[Structured figure records]

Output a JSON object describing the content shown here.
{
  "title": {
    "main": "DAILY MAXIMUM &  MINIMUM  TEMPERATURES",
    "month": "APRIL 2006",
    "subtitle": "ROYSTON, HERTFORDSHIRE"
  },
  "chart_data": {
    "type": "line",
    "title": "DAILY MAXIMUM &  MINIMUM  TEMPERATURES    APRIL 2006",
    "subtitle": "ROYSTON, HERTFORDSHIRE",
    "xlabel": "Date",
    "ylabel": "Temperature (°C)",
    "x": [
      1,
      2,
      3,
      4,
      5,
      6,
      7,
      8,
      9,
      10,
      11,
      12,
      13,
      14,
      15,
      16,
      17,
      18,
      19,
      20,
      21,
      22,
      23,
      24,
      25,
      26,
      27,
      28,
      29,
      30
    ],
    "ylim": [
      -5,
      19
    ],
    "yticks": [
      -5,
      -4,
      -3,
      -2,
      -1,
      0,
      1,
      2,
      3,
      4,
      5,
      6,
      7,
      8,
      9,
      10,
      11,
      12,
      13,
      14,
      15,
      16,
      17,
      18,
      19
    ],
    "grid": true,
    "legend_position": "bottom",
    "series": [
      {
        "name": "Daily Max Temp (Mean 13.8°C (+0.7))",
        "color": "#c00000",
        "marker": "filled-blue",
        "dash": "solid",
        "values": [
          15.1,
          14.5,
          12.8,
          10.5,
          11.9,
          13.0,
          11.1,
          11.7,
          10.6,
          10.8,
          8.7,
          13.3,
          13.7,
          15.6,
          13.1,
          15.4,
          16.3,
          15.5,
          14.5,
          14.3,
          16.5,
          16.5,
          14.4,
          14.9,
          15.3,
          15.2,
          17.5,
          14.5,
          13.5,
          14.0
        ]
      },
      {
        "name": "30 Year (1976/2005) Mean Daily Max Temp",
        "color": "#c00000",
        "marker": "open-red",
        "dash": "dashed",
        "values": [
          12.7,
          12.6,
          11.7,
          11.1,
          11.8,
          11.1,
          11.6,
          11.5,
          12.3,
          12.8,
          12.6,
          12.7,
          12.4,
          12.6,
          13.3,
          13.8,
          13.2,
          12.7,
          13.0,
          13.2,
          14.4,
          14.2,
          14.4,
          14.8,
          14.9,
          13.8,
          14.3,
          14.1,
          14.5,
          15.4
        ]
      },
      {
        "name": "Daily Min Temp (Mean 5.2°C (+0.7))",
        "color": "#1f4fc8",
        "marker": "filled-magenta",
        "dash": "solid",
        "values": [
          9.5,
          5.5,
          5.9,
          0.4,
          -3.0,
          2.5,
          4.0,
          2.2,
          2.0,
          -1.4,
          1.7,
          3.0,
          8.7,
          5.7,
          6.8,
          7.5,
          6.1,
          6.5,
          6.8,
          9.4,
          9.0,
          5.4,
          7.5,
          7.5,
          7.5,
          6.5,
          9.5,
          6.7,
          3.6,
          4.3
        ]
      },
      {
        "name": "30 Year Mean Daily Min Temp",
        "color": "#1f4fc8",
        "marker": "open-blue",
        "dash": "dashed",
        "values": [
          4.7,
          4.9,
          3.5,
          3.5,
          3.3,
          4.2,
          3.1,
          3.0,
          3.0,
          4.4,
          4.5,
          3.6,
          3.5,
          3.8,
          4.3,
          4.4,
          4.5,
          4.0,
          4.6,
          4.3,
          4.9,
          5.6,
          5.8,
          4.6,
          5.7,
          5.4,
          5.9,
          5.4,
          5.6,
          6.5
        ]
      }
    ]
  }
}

▶ [Exercise description] Repeat every line of the material exactly as given.

▶ [Exercise solution]
Output a JSON object describing the content shown here.
{
  "title": {
    "main": "DAILY MAXIMUM &  MINIMUM  TEMPERATURES",
    "month": "APRIL 2006",
    "subtitle": "ROYSTON, HERTFORDSHIRE"
  },
  "chart_data": {
    "type": "line",
    "title": "DAILY MAXIMUM &  MINIMUM  TEMPERATURES    APRIL 2006",
    "subtitle": "ROYSTON, HERTFORDSHIRE",
    "xlabel": "Date",
    "ylabel": "Temperature (°C)",
    "x": [
      1,
      2,
      3,
      4,
      5,
      6,
      7,
      8,
      9,
      10,
      11,
      12,
      13,
      14,
      15,
      16,
      17,
      18,
      19,
      20,
      21,
      22,
      23,
      24,
      25,
      26,
      27,
      28,
      29,
      30
    ],
    "ylim": [
      -5,
      19
    ],
    "yticks": [
      -5,
      -4,
      -3,
      -2,
      -1,
      0,
      1,
      2,
      3,
      4,
      5,
      6,
      7,
      8,
      9,
      10,
      11,
      12,
      13,
      14,
      15,
      16,
      17,
      18,
      19
    ],
    "grid": true,
    "legend_position": "bottom",
    "series": [
      {
        "name": "Daily Max Temp (Mean 13.8°C (+0.7))",
        "color": "#c00000",
        "marker": "filled-blue",
        "dash": "solid",
        "values": [
          15.1,
          14.5,
          12.8,
          10.5,
          11.9,
          13.0,
          11.1,
          11.7,
          10.6,
          10.8,
          8.7,
          13.3,
          13.7,
          15.6,
          13.1,
          15.4,
          16.3,
          15.5,
          14.5,
          14.3,
          16.5,
          16.5,
          14.4,
          14.9,
          15.3,
          15.2,
          17.5,
          14.5,
          13.5,
          14.0
        ]
      },
      {
        "name": "30 Year (1976/2005) Mean Daily Max Temp",
        "color": "#c00000",
        "marker": "open-red",
        "dash": "dashed",
        "values": [
          12.7,
          12.6,
          11.7,
          11.1,
          11.8,
          11.1,
          11.6,
          11.5,
          12.3,
          12.8,
          12.6,
          12.7,
          12.4,
          12.6,
          13.3,
          13.8,
          13.2,
          12.7,
          13.0,
          13.2,
          14.4,
          14.2,
          14.4,
          14.8,
          14.9,
          13.8,
          14.3,
          14.1,
          14.5,
          15.4
        ]
      },
      {
        "name": "Daily Min Temp (Mean 5.2°C (+0.7))",
        "color": "#1f4fc8",
        "marker": "filled-magenta",
        "dash": "solid",
        "values": [
          9.5,
          5.5,
          5.9,
          0.4,
          -3.0,
          2.5,
          4.0,
          2.2,
          2.0,
          -1.4,
          1.7,
          3.0,
          8.7,
          5.7,
          6.8,
          7.5,
          6.1,
          6.5,
          6.8,
          9.4,
          9.0,
          5.4,
          7.5,
          7.5,
          7.5,
          6.5,
          9.5,
          6.7,
          3.6,
          4.3
        ]
      },
      {
        "name": "30 Year Mean Daily Min Temp",
        "color": "#1f4fc8",
        "marker": "open-blue",
        "dash": "dashed",
        "values": [
          4.7,
          4.9,
          3.5,
          3.5,
          3.3,
          4.2,
          3.1,
          3.0,
          3.0,
          4.4,
          4.5,
          3.6,
          3.5,
          3.8,
          4.3,
          4.4,
          4.5,
          4.0,
          4.6,
          4.3,
          4.9,
          5.6,
          5.8,
          4.6,
          5.7,
          5.4,
          5.9,
          5.4,
          5.6,
          6.5
        ]
      }
    ]
  }
}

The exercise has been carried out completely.